— begin —
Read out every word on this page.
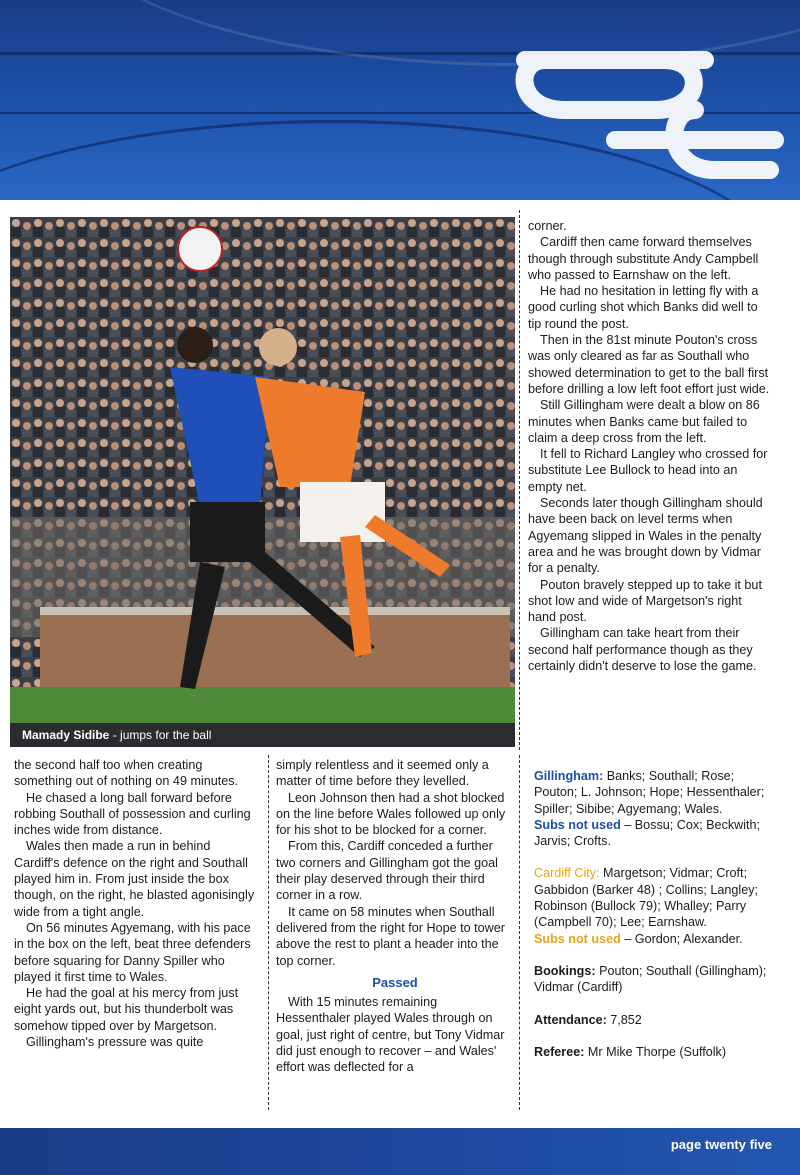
Mamady Sidibe - jumps for the ball

the second half too when creating something out of nothing on 49 minutes.

He chased a long ball forward before robbing Southall of possession and curling inches wide from distance.

Wales then made a run in behind Cardiff's defence on the right and Southall played him in. From just inside the box though, on the right, he blasted agonisingly wide from a tight angle.

On 56 minutes Agyemang, with his pace in the box on the left, beat three defenders before squaring for Danny Spiller who played it first time to Wales.

He had the goal at his mercy from just eight yards out, but his thunderbolt was somehow tipped over by Margetson.

Gillingham's pressure was quite

simply relentless and it seemed only a matter of time before they levelled.

Leon Johnson then had a shot blocked on the line before Wales followed up only for his shot to be blocked for a corner.

From this, Cardiff conceded a further two corners and Gillingham got the goal their play deserved through their third corner in a row.

It came on 58 minutes when Southall delivered from the right for Hope to tower above the rest to plant a header into the top corner.

Passed

With 15 minutes remaining Hessenthaler played Wales through on goal, just right of centre, but Tony Vidmar did just enough to recover – and Wales' effort was deflected for a

corner.

Cardiff then came forward themselves though through substitute Andy Campbell who passed to Earnshaw on the left.

He had no hesitation in letting fly with a good curling shot which Banks did well to tip round the post.

Then in the 81st minute Pouton's cross was only cleared as far as Southall who showed determination to get to the ball first before drilling a low left foot effort just wide.

Still Gillingham were dealt a blow on 86 minutes when Banks came but failed to claim a deep cross from the left.

It fell to Richard Langley who crossed for substitute Lee Bullock to head into an empty net.

Seconds later though Gillingham should have been back on level terms when Agyemang slipped in Wales in the penalty area and he was brought down by Vidmar for a penalty.

Pouton bravely stepped up to take it but shot low and wide of Margetson's right hand post.

Gillingham can take heart from their second half performance though as they certainly didn't deserve to lose the game.

Gillingham: Banks; Southall; Rose; Pouton; L. Johnson; Hope; Hessenthaler; Spiller; Sibibe; Agyemang; Wales.

Subs not used – Bossu; Cox; Beckwith; Jarvis; Crofts.

Cardiff City: Margetson; Vidmar; Croft; Gabbidon (Barker 48) ; Collins; Langley; Robinson (Bullock 79); Whalley; Parry (Campbell 70); Lee; Earnshaw.

Subs not used – Gordon; Alexander.

Bookings: Pouton; Southall (Gillingham); Vidmar (Cardiff)

Attendance: 7,852

Referee: Mr Mike Thorpe (Suffolk)

page twenty five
— end —
AIM
Transcribe the whole listing exactly. Pictures are excluded.

ANSWER TO THE PROBLEM
Read out every word on this page.
Mamady Sidibe - jumps for the ball

the second half too when creating something out of nothing on 49 minutes.

He chased a long ball forward before robbing Southall of possession and curling inches wide from distance.

Wales then made a run in behind Cardiff's defence on the right and Southall played him in. From just inside the box though, on the right, he blasted agonisingly wide from a tight angle.

On 56 minutes Agyemang, with his pace in the box on the left, beat three defenders before squaring for Danny Spiller who played it first time to Wales.

He had the goal at his mercy from just eight yards out, but his thunderbolt was somehow tipped over by Margetson.

Gillingham's pressure was quite

simply relentless and it seemed only a matter of time before they levelled.

Leon Johnson then had a shot blocked on the line before Wales followed up only for his shot to be blocked for a corner.

From this, Cardiff conceded a further two corners and Gillingham got the goal their play deserved through their third corner in a row.

It came on 58 minutes when Southall delivered from the right for Hope to tower above the rest to plant a header into the top corner.

Passed

With 15 minutes remaining Hessenthaler played Wales through on goal, just right of centre, but Tony Vidmar did just enough to recover – and Wales' effort was deflected for a

corner.

Cardiff then came forward themselves though through substitute Andy Campbell who passed to Earnshaw on the left.

He had no hesitation in letting fly with a good curling shot which Banks did well to tip round the post.

Then in the 81st minute Pouton's cross was only cleared as far as Southall who showed determination to get to the ball first before drilling a low left foot effort just wide.

Still Gillingham were dealt a blow on 86 minutes when Banks came but failed to claim a deep cross from the left.

It fell to Richard Langley who crossed for substitute Lee Bullock to head into an empty net.

Seconds later though Gillingham should have been back on level terms when Agyemang slipped in Wales in the penalty area and he was brought down by Vidmar for a penalty.

Pouton bravely stepped up to take it but shot low and wide of Margetson's right hand post.

Gillingham can take heart from their second half performance though as they certainly didn't deserve to lose the game.

Gillingham: Banks; Southall; Rose; Pouton; L. Johnson; Hope; Hessenthaler; Spiller; Sibibe; Agyemang; Wales.

Subs not used – Bossu; Cox; Beckwith; Jarvis; Crofts.

Cardiff City: Margetson; Vidmar; Croft; Gabbidon (Barker 48) ; Collins; Langley; Robinson (Bullock 79); Whalley; Parry (Campbell 70); Lee; Earnshaw.

Subs not used – Gordon; Alexander.

Bookings: Pouton; Southall (Gillingham); Vidmar (Cardiff)

Attendance: 7,852

Referee: Mr Mike Thorpe (Suffolk)

page twenty five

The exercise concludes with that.